- Written request -
Which lines below hold the word "screenshot"? Copy all of them.

- Task data -
★ ★ ★ ★

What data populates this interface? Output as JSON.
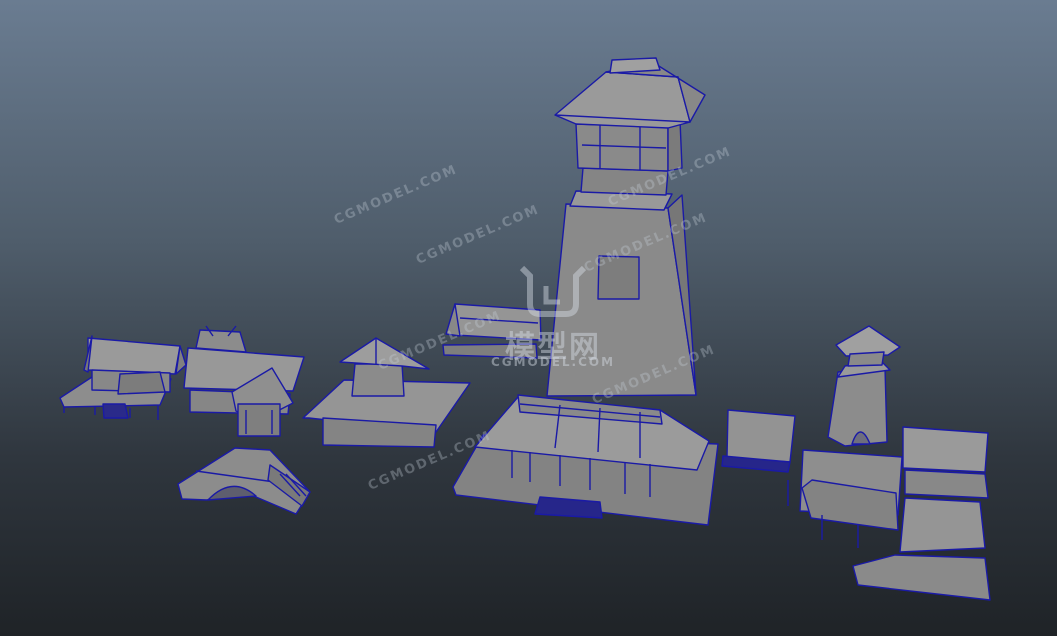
{
  "viewport": {
    "background_top": "#6a7c91",
    "background_bottom": "#1f2327",
    "wireframe_color": "#1a1aa6",
    "face_color": "#8e8e8e"
  },
  "watermark": {
    "brand_cn": "模型网",
    "brand_en": "CGMODEL.COM",
    "repeated_text": [
      "CGMODEL.COM",
      "CGMODEL.COM",
      "CGMODEL.COM",
      "CGMODEL.COM",
      "CGMODEL.COM",
      "CGMODEL.COM",
      "CGMODEL.COM"
    ]
  },
  "models": [
    "stilt-house",
    "shrine-house",
    "arch-bridge",
    "pagoda-house",
    "small-shed",
    "watch-tower",
    "main-hall",
    "small-box-house",
    "round-lookout-tower",
    "courtyard-complex"
  ]
}
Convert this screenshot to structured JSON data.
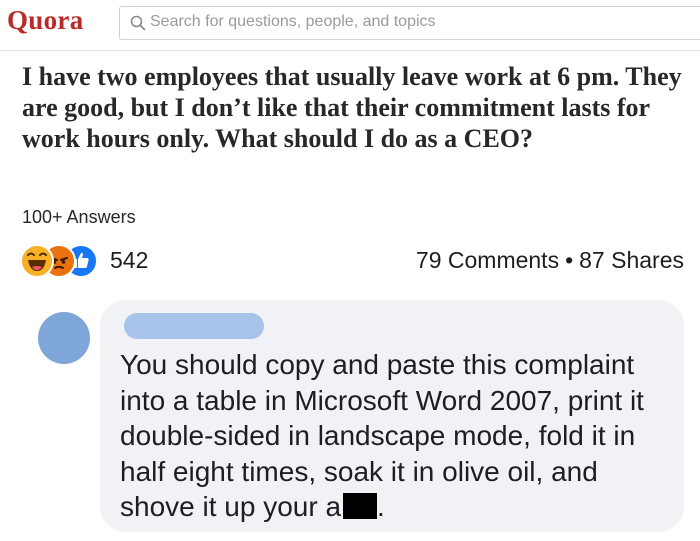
{
  "header": {
    "logo": "Quora",
    "search_placeholder": "Search for questions, people, and topics"
  },
  "question": {
    "title": "I have two employees that usually leave work at 6 pm. They are good, but I don’t like that their commitment lasts for work hours only. What should I do as a CEO?",
    "answers_count": "100+ Answers"
  },
  "reactions": {
    "icons": [
      "haha-icon",
      "angry-icon",
      "like-icon"
    ],
    "count": "542",
    "comments": "79 Comments",
    "separator": "•",
    "shares": "87 Shares"
  },
  "comment": {
    "text_before": "You should copy and paste this complaint into a table in Microsoft Word 2007, print it double-sided in landscape mode, fold it in half eight times, soak it in olive oil, and shove it up your a",
    "text_after": "."
  },
  "colors": {
    "quora_red": "#b92b27",
    "avatar_blue": "#7fa6d8",
    "name_bar_blue": "#a8c3ea",
    "bubble_bg": "#f0f2f5",
    "like_blue": "#1877f2",
    "angry_orange": "#e9710f",
    "haha_yellow": "#f7b125"
  }
}
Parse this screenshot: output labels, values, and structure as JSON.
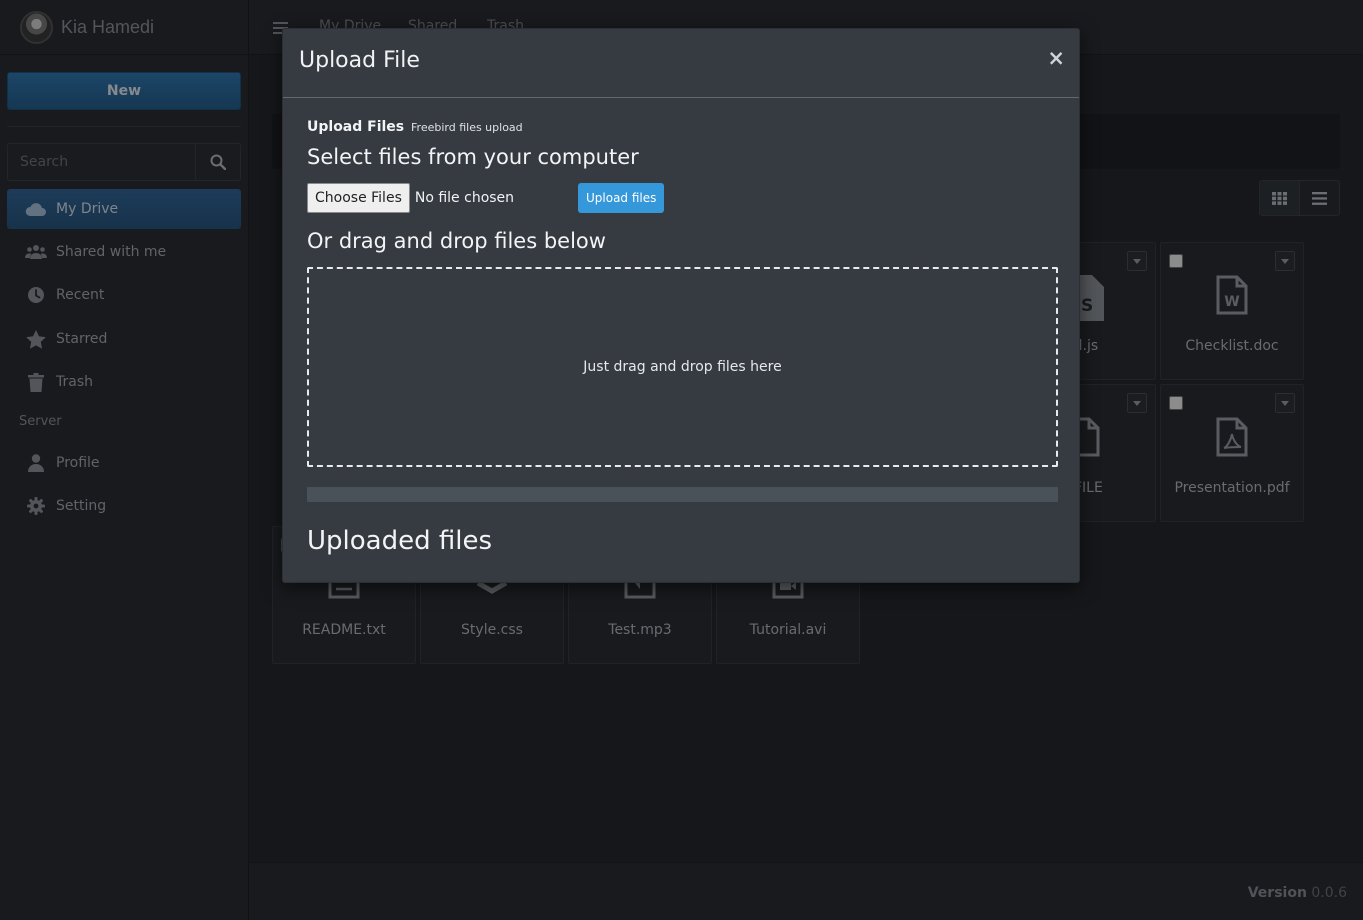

★ ★ ★ ★

- Final answer -
Convert this screenshot to structured JSON data.
Parse this screenshot: output labels, values, and structure as JSON.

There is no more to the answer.